● SUPPLIED ENTRIES
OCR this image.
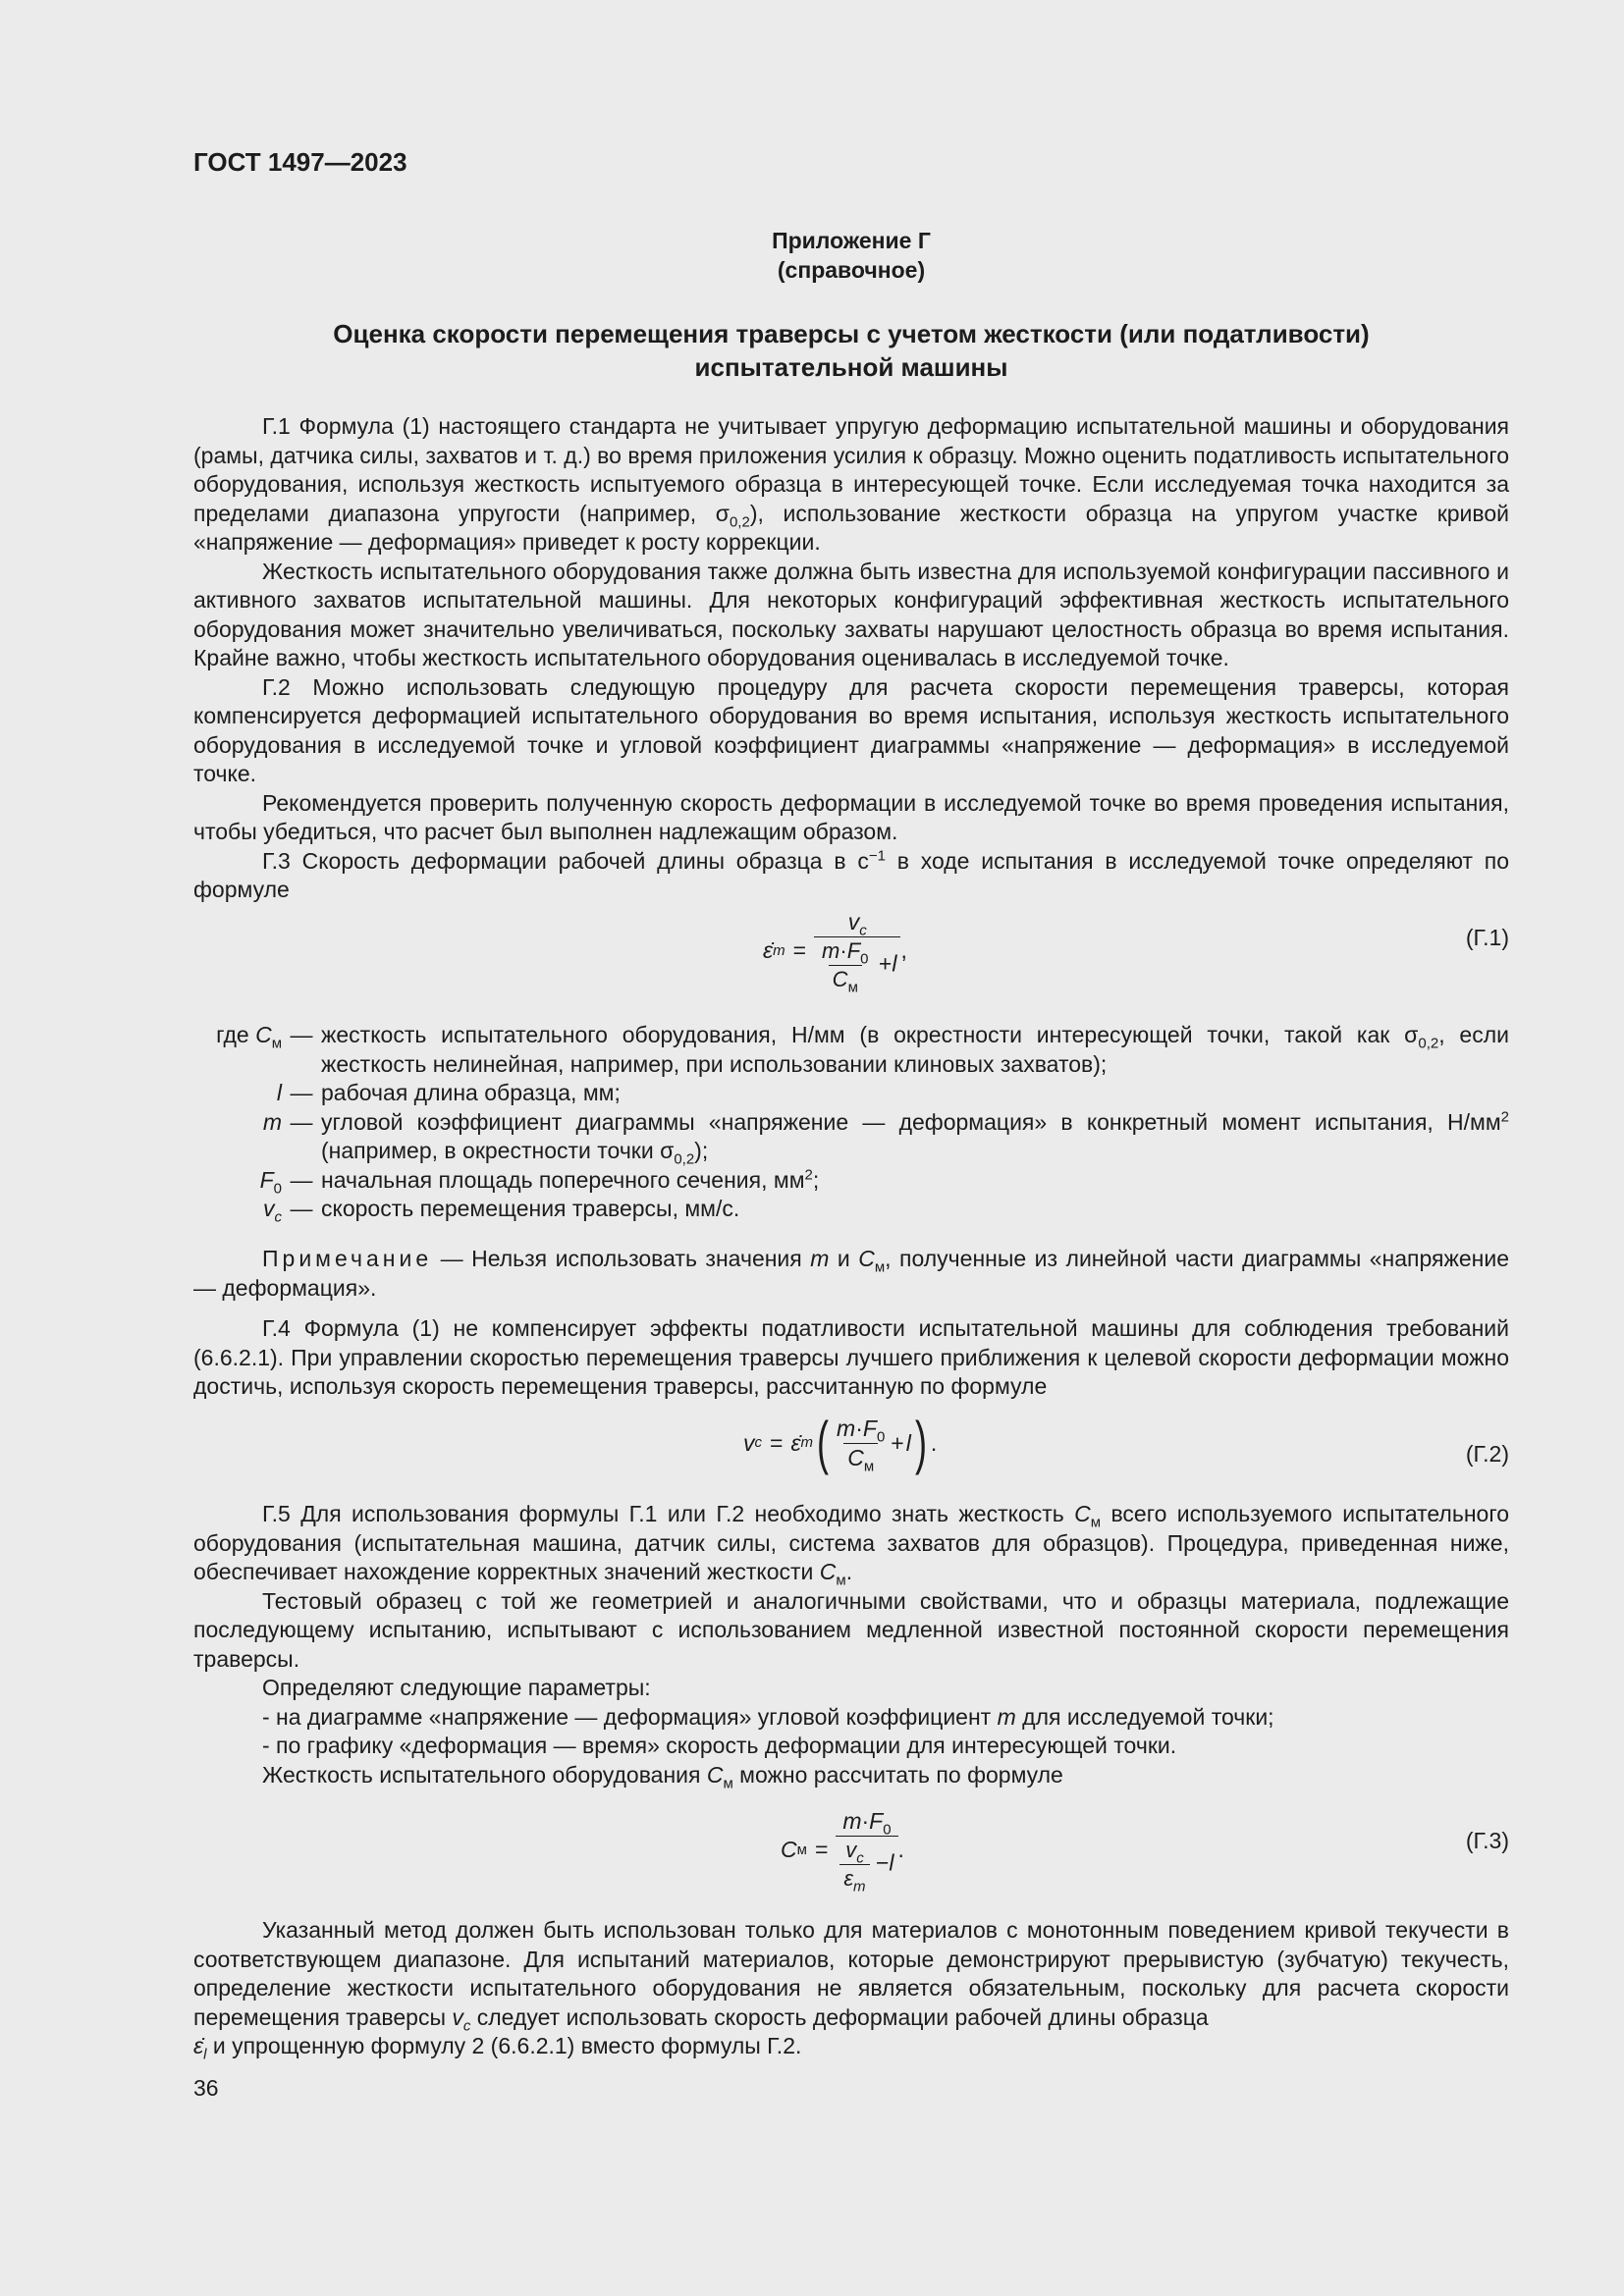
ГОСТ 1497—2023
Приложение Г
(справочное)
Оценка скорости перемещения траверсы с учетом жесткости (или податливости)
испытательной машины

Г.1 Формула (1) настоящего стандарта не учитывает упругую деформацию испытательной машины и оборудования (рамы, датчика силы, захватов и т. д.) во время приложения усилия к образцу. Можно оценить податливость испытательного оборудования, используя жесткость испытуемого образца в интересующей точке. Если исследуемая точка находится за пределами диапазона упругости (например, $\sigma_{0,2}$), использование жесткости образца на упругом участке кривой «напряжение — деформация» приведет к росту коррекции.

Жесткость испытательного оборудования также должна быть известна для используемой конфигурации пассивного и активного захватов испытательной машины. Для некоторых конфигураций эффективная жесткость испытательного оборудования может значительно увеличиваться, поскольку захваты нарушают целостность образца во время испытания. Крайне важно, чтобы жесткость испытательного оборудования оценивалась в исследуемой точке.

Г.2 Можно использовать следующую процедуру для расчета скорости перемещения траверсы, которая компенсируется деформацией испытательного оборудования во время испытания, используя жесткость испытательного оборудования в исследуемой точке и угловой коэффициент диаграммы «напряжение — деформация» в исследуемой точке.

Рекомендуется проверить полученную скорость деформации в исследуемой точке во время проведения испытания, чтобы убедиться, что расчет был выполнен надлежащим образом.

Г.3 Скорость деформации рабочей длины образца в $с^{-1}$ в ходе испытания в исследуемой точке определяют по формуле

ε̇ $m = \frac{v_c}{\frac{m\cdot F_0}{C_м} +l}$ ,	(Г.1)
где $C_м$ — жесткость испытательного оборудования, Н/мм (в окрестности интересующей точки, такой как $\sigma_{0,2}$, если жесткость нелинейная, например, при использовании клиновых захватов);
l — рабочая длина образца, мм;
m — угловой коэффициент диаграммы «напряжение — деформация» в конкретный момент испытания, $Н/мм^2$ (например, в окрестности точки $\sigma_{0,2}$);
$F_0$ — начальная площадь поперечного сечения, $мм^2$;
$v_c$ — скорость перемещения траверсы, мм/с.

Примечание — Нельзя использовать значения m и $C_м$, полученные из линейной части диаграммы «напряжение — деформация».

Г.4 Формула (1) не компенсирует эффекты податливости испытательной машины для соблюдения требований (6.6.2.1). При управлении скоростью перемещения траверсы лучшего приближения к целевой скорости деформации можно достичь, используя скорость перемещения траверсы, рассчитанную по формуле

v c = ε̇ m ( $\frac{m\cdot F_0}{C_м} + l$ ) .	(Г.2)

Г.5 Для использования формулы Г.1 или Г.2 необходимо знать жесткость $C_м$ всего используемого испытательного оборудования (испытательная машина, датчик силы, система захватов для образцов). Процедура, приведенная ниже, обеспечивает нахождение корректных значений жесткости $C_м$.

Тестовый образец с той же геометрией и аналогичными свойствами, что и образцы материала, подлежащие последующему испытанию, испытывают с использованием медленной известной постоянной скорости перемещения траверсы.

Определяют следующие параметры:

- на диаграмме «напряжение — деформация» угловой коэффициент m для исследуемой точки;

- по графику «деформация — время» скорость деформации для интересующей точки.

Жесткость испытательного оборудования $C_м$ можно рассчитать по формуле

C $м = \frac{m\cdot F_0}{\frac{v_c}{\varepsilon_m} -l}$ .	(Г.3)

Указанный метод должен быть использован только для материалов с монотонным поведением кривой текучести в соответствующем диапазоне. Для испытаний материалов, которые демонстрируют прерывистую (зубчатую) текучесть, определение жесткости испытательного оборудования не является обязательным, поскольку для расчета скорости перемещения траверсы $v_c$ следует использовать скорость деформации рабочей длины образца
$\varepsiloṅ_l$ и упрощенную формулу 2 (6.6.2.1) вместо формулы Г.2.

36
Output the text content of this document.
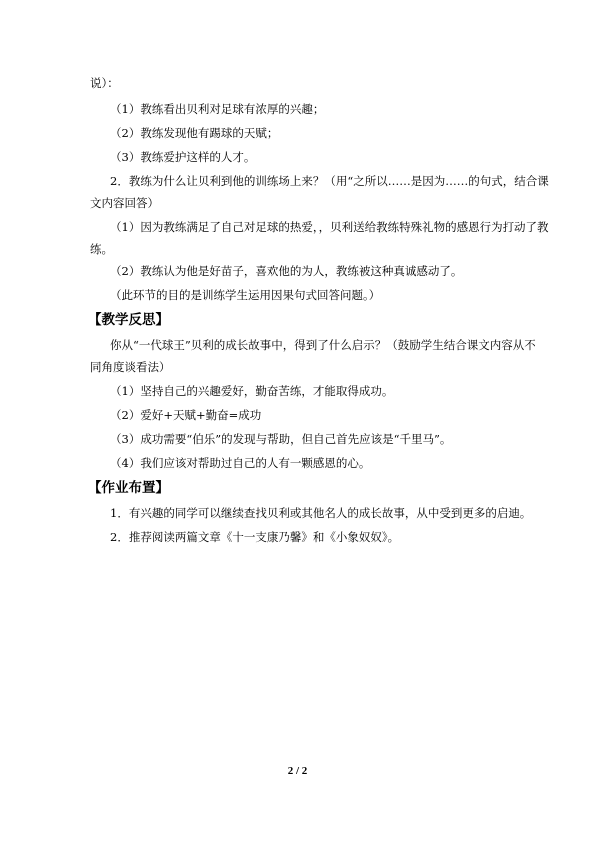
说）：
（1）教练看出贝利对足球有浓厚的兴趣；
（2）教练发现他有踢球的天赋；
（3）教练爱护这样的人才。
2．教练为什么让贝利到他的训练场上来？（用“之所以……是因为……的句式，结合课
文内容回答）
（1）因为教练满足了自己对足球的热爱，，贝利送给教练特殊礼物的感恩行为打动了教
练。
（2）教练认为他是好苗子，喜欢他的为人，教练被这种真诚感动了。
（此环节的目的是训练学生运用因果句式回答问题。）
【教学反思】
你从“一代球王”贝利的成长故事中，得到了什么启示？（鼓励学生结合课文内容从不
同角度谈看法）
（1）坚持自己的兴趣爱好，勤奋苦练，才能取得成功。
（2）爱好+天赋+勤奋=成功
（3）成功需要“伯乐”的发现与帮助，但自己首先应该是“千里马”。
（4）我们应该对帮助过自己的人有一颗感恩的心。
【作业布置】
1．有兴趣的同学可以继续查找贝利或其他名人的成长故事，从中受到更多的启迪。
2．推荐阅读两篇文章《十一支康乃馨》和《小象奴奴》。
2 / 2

● WHAT IS ASKED
Print the complete listing exactly, apart from any pictures.

● FINAL RESULT
OCR this image.
ГОСТ 1497—2023
Приложение Г
(справочное)
Оценка скорости перемещения траверсы с учетом жесткости (или податливости)
испытательной машины

Г.1 Формула (1) настоящего стандарта не учитывает упругую деформацию испытательной машины и оборудования (рамы, датчика силы, захватов и т. д.) во время приложения усилия к образцу. Можно оценить податливость испытательного оборудования, используя жесткость испытуемого образца в интересующей точке. Если исследуемая точка находится за пределами диапазона упругости (например, $\sigma_{0,2}$), использование жесткости образца на упругом участке кривой «напряжение — деформация» приведет к росту коррекции.

Жесткость испытательного оборудования также должна быть известна для используемой конфигурации пассивного и активного захватов испытательной машины. Для некоторых конфигураций эффективная жесткость испытательного оборудования может значительно увеличиваться, поскольку захваты нарушают целостность образца во время испытания. Крайне важно, чтобы жесткость испытательного оборудования оценивалась в исследуемой точке.

Г.2 Можно использовать следующую процедуру для расчета скорости перемещения траверсы, которая компенсируется деформацией испытательного оборудования во время испытания, используя жесткость испытательного оборудования в исследуемой точке и угловой коэффициент диаграммы «напряжение — деформация» в исследуемой точке.

Рекомендуется проверить полученную скорость деформации в исследуемой точке во время проведения испытания, чтобы убедиться, что расчет был выполнен надлежащим образом.

Г.3 Скорость деформации рабочей длины образца в $с^{-1}$ в ходе испытания в исследуемой точке определяют по формуле

ε̇ $m = \frac{v_c}{\frac{m\cdot F_0}{C_м} +l}$ ,	(Г.1)
где $C_м$ — жесткость испытательного оборудования, Н/мм (в окрестности интересующей точки, такой как $\sigma_{0,2}$, если жесткость нелинейная, например, при использовании клиновых захватов);
l — рабочая длина образца, мм;
m — угловой коэффициент диаграммы «напряжение — деформация» в конкретный момент испытания, $Н/мм^2$ (например, в окрестности точки $\sigma_{0,2}$);
$F_0$ — начальная площадь поперечного сечения, $мм^2$;
$v_c$ — скорость перемещения траверсы, мм/с.

Примечание — Нельзя использовать значения m и $C_м$, полученные из линейной части диаграммы «напряжение — деформация».

Г.4 Формула (1) не компенсирует эффекты податливости испытательной машины для соблюдения требований (6.6.2.1). При управлении скоростью перемещения траверсы лучшего приближения к целевой скорости деформации можно достичь, используя скорость перемещения траверсы, рассчитанную по формуле

v c = ε̇ m ( $\frac{m\cdot F_0}{C_м} + l$ ) .	(Г.2)

Г.5 Для использования формулы Г.1 или Г.2 необходимо знать жесткость $C_м$ всего используемого испытательного оборудования (испытательная машина, датчик силы, система захватов для образцов). Процедура, приведенная ниже, обеспечивает нахождение корректных значений жесткости $C_м$.

Тестовый образец с той же геометрией и аналогичными свойствами, что и образцы материала, подлежащие последующему испытанию, испытывают с использованием медленной известной постоянной скорости перемещения траверсы.

Определяют следующие параметры:

- на диаграмме «напряжение — деформация» угловой коэффициент m для исследуемой точки;

- по графику «деформация — время» скорость деформации для интересующей точки.

Жесткость испытательного оборудования $C_м$ можно рассчитать по формуле

C $м = \frac{m\cdot F_0}{\frac{v_c}{\varepsilon_m} -l}$ .	(Г.3)

Указанный метод должен быть использован только для материалов с монотонным поведением кривой текучести в соответствующем диапазоне. Для испытаний материалов, которые демонстрируют прерывистую (зубчатую) текучесть, определение жесткости испытательного оборудования не является обязательным, поскольку для расчета скорости перемещения траверсы $v_c$ следует использовать скорость деформации рабочей длины образца
$\varepsiloṅ_l$ и упрощенную формулу 2 (6.6.2.1) вместо формулы Г.2.

36
Output the text content of this document.
说）：
（1）教练看出贝利对足球有浓厚的兴趣；
（2）教练发现他有踢球的天赋；
（3）教练爱护这样的人才。
2．教练为什么让贝利到他的训练场上来？（用“之所以……是因为……的句式，结合课
文内容回答）
（1）因为教练满足了自己对足球的热爱，，贝利送给教练特殊礼物的感恩行为打动了教
练。
（2）教练认为他是好苗子，喜欢他的为人，教练被这种真诚感动了。
（此环节的目的是训练学生运用因果句式回答问题。）
【教学反思】
你从“一代球王”贝利的成长故事中，得到了什么启示？（鼓励学生结合课文内容从不
同角度谈看法）
（1）坚持自己的兴趣爱好，勤奋苦练，才能取得成功。
（2）爱好+天赋+勤奋=成功
（3）成功需要“伯乐”的发现与帮助，但自己首先应该是“千里马”。
（4）我们应该对帮助过自己的人有一颗感恩的心。
【作业布置】
1．有兴趣的同学可以继续查找贝利或其他名人的成长故事，从中受到更多的启迪。
2．推荐阅读两篇文章《十一支康乃馨》和《小象奴奴》。
2 / 2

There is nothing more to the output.